WRITTEN INSTRUCTION
From the entries below, copy every line holding the word "category".

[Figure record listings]

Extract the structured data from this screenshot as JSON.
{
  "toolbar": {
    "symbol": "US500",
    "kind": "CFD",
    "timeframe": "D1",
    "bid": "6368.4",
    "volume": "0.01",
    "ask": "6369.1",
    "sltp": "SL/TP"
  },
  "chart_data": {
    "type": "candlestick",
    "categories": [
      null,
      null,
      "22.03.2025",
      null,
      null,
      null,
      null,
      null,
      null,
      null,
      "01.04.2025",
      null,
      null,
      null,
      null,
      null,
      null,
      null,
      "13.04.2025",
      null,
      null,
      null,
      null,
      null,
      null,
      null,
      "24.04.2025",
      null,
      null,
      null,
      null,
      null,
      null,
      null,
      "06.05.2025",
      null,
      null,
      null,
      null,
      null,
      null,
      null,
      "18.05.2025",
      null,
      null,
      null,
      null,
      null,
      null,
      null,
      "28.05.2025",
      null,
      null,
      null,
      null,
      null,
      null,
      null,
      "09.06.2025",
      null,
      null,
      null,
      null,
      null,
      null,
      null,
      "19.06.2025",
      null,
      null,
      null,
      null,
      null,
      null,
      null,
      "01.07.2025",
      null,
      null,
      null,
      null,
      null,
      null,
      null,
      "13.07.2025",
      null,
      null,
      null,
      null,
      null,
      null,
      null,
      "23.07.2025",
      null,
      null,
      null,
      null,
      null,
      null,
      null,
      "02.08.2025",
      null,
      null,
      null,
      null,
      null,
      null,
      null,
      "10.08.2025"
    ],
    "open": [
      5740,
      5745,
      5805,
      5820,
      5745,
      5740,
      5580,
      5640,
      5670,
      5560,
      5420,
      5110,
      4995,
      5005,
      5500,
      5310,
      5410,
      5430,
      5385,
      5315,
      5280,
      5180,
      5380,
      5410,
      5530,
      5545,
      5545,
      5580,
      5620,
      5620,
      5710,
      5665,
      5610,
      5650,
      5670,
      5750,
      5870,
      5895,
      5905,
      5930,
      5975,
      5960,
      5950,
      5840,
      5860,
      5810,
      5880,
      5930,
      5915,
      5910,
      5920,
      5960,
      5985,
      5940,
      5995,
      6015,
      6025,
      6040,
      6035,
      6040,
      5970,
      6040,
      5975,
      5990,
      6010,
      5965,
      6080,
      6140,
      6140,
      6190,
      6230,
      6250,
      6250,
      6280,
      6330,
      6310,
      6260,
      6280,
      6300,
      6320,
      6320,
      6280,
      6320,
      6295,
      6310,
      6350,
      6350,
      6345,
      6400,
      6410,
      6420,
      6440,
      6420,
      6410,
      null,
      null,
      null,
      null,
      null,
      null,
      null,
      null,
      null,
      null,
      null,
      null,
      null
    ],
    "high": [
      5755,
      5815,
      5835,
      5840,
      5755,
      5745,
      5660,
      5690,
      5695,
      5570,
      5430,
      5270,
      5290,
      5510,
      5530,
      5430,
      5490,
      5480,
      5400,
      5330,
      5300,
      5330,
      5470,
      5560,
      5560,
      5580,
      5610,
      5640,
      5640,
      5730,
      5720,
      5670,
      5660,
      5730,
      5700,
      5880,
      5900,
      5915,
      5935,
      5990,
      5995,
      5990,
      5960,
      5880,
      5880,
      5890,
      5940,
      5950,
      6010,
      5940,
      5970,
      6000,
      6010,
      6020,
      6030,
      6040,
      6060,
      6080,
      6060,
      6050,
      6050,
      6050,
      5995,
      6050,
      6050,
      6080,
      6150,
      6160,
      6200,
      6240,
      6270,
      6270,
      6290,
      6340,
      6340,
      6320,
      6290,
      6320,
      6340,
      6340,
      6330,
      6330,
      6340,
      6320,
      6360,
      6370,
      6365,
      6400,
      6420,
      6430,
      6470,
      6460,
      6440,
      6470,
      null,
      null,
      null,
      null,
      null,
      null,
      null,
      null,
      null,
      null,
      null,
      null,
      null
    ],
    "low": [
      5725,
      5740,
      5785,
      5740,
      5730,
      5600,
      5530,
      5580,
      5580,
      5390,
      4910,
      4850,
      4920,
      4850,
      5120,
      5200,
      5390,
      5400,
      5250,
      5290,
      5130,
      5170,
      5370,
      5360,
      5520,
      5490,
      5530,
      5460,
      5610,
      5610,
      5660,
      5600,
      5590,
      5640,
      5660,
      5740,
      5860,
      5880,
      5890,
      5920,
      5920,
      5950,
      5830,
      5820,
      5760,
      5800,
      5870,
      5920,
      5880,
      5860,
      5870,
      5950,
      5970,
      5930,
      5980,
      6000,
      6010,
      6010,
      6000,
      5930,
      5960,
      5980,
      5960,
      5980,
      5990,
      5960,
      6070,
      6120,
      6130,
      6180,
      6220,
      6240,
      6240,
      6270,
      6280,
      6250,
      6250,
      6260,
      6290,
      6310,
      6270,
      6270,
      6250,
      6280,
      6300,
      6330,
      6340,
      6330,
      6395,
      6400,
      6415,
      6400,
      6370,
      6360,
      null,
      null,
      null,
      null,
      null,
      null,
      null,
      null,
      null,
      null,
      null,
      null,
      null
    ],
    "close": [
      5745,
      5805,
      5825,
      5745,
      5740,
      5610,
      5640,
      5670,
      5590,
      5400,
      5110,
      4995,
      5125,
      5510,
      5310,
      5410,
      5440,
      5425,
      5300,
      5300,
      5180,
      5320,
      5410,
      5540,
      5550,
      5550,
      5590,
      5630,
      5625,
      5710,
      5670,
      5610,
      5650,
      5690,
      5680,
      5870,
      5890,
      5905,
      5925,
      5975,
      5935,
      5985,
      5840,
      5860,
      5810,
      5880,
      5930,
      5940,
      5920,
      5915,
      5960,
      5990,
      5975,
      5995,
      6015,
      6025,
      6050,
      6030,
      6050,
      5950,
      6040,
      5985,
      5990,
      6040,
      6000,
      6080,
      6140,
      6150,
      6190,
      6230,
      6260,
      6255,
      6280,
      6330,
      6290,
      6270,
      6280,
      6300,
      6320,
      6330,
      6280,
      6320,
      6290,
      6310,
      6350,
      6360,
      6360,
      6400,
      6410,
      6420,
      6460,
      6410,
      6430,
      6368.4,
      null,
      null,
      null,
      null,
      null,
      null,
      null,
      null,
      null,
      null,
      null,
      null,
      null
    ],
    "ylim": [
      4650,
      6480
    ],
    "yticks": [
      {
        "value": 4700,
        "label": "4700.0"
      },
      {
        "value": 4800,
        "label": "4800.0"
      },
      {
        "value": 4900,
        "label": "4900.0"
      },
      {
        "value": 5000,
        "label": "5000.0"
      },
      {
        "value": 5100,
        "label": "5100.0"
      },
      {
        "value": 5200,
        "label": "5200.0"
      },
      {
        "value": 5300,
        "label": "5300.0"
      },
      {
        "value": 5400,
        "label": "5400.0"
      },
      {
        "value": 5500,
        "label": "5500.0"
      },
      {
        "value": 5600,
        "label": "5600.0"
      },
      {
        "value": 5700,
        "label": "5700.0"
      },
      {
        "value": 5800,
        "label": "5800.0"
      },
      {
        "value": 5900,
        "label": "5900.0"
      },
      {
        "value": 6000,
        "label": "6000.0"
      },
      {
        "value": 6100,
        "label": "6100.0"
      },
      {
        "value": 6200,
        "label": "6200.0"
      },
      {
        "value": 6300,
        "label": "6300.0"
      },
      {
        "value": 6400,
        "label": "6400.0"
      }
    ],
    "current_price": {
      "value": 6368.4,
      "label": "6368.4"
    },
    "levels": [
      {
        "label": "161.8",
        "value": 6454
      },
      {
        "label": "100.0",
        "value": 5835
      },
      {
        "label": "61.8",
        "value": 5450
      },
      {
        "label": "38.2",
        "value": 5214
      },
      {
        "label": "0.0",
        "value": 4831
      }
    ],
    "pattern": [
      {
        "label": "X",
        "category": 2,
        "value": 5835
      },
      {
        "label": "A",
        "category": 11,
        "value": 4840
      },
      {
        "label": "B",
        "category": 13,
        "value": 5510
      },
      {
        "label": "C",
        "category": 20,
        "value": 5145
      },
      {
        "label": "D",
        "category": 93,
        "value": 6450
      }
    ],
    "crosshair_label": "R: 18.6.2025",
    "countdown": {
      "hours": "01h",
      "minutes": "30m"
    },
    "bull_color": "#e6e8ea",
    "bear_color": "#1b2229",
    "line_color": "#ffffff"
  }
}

WRITTEN ANSWER
        "category": 2,
        "category": 11,
        "category": 13,
        "category": 20,
        "category": 93,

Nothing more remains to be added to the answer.